= Given request =
Give the entries again, word for word.
--- Extracted material ---
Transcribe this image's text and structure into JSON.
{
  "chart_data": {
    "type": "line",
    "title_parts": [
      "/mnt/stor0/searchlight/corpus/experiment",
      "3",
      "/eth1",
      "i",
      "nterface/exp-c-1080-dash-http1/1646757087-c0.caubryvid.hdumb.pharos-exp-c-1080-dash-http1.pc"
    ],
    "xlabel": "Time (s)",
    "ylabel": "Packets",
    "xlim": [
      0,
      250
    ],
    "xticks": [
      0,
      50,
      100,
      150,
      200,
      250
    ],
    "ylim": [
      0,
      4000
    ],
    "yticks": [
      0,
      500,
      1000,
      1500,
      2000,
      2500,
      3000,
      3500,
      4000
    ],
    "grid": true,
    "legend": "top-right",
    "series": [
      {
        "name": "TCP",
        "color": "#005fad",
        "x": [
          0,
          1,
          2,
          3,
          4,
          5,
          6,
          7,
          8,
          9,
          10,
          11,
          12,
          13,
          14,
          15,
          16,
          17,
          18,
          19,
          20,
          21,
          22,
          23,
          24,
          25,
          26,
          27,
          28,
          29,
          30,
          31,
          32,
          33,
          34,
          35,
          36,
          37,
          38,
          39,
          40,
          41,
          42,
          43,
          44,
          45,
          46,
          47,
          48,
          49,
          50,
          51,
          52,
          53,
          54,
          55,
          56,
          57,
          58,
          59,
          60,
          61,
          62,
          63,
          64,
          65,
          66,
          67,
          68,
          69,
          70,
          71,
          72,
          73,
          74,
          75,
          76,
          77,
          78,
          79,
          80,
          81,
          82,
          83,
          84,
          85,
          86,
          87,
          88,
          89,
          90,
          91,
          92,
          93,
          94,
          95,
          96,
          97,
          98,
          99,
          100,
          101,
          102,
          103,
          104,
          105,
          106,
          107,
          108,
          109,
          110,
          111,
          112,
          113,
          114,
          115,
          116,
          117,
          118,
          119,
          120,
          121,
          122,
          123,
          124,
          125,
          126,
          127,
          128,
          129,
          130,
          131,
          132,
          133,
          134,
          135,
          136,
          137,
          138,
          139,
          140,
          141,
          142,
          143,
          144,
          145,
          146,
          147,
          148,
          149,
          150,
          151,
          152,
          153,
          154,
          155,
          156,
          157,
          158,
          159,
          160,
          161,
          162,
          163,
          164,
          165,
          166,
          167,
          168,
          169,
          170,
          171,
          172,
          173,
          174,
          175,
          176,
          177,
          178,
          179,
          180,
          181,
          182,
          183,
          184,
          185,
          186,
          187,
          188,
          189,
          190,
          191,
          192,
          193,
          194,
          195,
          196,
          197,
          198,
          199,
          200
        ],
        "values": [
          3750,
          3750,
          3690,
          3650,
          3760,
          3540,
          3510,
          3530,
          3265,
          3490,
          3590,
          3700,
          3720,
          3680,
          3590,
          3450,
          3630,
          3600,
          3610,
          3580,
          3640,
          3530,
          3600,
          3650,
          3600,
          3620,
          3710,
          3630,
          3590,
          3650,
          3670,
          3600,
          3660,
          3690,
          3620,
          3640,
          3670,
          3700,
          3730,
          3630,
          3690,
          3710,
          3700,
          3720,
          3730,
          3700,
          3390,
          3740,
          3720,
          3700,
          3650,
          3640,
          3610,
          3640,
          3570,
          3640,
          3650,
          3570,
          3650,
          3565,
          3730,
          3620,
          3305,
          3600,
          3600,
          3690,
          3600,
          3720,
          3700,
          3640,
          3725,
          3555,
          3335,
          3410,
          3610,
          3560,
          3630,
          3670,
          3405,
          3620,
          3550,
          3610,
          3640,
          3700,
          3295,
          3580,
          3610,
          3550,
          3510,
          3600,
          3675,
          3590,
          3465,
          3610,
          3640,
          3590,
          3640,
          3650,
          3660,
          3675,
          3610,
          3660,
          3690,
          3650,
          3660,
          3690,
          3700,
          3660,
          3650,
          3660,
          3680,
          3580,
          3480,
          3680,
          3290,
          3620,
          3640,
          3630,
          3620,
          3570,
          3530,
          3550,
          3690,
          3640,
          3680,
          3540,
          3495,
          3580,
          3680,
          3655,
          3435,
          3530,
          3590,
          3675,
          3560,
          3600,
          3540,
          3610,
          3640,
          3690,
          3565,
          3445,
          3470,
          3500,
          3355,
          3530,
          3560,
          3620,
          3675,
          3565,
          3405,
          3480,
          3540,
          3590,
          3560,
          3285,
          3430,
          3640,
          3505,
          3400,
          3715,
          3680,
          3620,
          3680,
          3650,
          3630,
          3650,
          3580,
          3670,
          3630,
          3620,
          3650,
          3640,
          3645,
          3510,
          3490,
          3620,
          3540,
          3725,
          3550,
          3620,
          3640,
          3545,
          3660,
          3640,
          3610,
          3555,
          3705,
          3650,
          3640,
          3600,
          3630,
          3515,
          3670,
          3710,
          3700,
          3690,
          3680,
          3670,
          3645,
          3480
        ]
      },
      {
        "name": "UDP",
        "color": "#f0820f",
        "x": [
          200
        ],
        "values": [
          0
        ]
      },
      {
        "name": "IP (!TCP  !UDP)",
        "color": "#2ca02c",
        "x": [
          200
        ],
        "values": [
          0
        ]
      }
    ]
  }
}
---
= Task output =
Transcribe this image's text and structure into JSON.
{
  "chart_data": {
    "type": "line",
    "title_parts": [
      "/mnt/stor0/searchlight/corpus/experiment",
      "3",
      "/eth1",
      "i",
      "nterface/exp-c-1080-dash-http1/1646757087-c0.caubryvid.hdumb.pharos-exp-c-1080-dash-http1.pc"
    ],
    "xlabel": "Time (s)",
    "ylabel": "Packets",
    "xlim": [
      0,
      250
    ],
    "xticks": [
      0,
      50,
      100,
      150,
      200,
      250
    ],
    "ylim": [
      0,
      4000
    ],
    "yticks": [
      0,
      500,
      1000,
      1500,
      2000,
      2500,
      3000,
      3500,
      4000
    ],
    "grid": true,
    "legend": "top-right",
    "series": [
      {
        "name": "TCP",
        "color": "#005fad",
        "x": [
          0,
          1,
          2,
          3,
          4,
          5,
          6,
          7,
          8,
          9,
          10,
          11,
          12,
          13,
          14,
          15,
          16,
          17,
          18,
          19,
          20,
          21,
          22,
          23,
          24,
          25,
          26,
          27,
          28,
          29,
          30,
          31,
          32,
          33,
          34,
          35,
          36,
          37,
          38,
          39,
          40,
          41,
          42,
          43,
          44,
          45,
          46,
          47,
          48,
          49,
          50,
          51,
          52,
          53,
          54,
          55,
          56,
          57,
          58,
          59,
          60,
          61,
          62,
          63,
          64,
          65,
          66,
          67,
          68,
          69,
          70,
          71,
          72,
          73,
          74,
          75,
          76,
          77,
          78,
          79,
          80,
          81,
          82,
          83,
          84,
          85,
          86,
          87,
          88,
          89,
          90,
          91,
          92,
          93,
          94,
          95,
          96,
          97,
          98,
          99,
          100,
          101,
          102,
          103,
          104,
          105,
          106,
          107,
          108,
          109,
          110,
          111,
          112,
          113,
          114,
          115,
          116,
          117,
          118,
          119,
          120,
          121,
          122,
          123,
          124,
          125,
          126,
          127,
          128,
          129,
          130,
          131,
          132,
          133,
          134,
          135,
          136,
          137,
          138,
          139,
          140,
          141,
          142,
          143,
          144,
          145,
          146,
          147,
          148,
          149,
          150,
          151,
          152,
          153,
          154,
          155,
          156,
          157,
          158,
          159,
          160,
          161,
          162,
          163,
          164,
          165,
          166,
          167,
          168,
          169,
          170,
          171,
          172,
          173,
          174,
          175,
          176,
          177,
          178,
          179,
          180,
          181,
          182,
          183,
          184,
          185,
          186,
          187,
          188,
          189,
          190,
          191,
          192,
          193,
          194,
          195,
          196,
          197,
          198,
          199,
          200
        ],
        "values": [
          3750,
          3750,
          3690,
          3650,
          3760,
          3540,
          3510,
          3530,
          3265,
          3490,
          3590,
          3700,
          3720,
          3680,
          3590,
          3450,
          3630,
          3600,
          3610,
          3580,
          3640,
          3530,
          3600,
          3650,
          3600,
          3620,
          3710,
          3630,
          3590,
          3650,
          3670,
          3600,
          3660,
          3690,
          3620,
          3640,
          3670,
          3700,
          3730,
          3630,
          3690,
          3710,
          3700,
          3720,
          3730,
          3700,
          3390,
          3740,
          3720,
          3700,
          3650,
          3640,
          3610,
          3640,
          3570,
          3640,
          3650,
          3570,
          3650,
          3565,
          3730,
          3620,
          3305,
          3600,
          3600,
          3690,
          3600,
          3720,
          3700,
          3640,
          3725,
          3555,
          3335,
          3410,
          3610,
          3560,
          3630,
          3670,
          3405,
          3620,
          3550,
          3610,
          3640,
          3700,
          3295,
          3580,
          3610,
          3550,
          3510,
          3600,
          3675,
          3590,
          3465,
          3610,
          3640,
          3590,
          3640,
          3650,
          3660,
          3675,
          3610,
          3660,
          3690,
          3650,
          3660,
          3690,
          3700,
          3660,
          3650,
          3660,
          3680,
          3580,
          3480,
          3680,
          3290,
          3620,
          3640,
          3630,
          3620,
          3570,
          3530,
          3550,
          3690,
          3640,
          3680,
          3540,
          3495,
          3580,
          3680,
          3655,
          3435,
          3530,
          3590,
          3675,
          3560,
          3600,
          3540,
          3610,
          3640,
          3690,
          3565,
          3445,
          3470,
          3500,
          3355,
          3530,
          3560,
          3620,
          3675,
          3565,
          3405,
          3480,
          3540,
          3590,
          3560,
          3285,
          3430,
          3640,
          3505,
          3400,
          3715,
          3680,
          3620,
          3680,
          3650,
          3630,
          3650,
          3580,
          3670,
          3630,
          3620,
          3650,
          3640,
          3645,
          3510,
          3490,
          3620,
          3540,
          3725,
          3550,
          3620,
          3640,
          3545,
          3660,
          3640,
          3610,
          3555,
          3705,
          3650,
          3640,
          3600,
          3630,
          3515,
          3670,
          3710,
          3700,
          3690,
          3680,
          3670,
          3645,
          3480
        ]
      },
      {
        "name": "UDP",
        "color": "#f0820f",
        "x": [
          200
        ],
        "values": [
          0
        ]
      },
      {
        "name": "IP (!TCP  !UDP)",
        "color": "#2ca02c",
        "x": [
          200
        ],
        "values": [
          0
        ]
      }
    ]
  }
}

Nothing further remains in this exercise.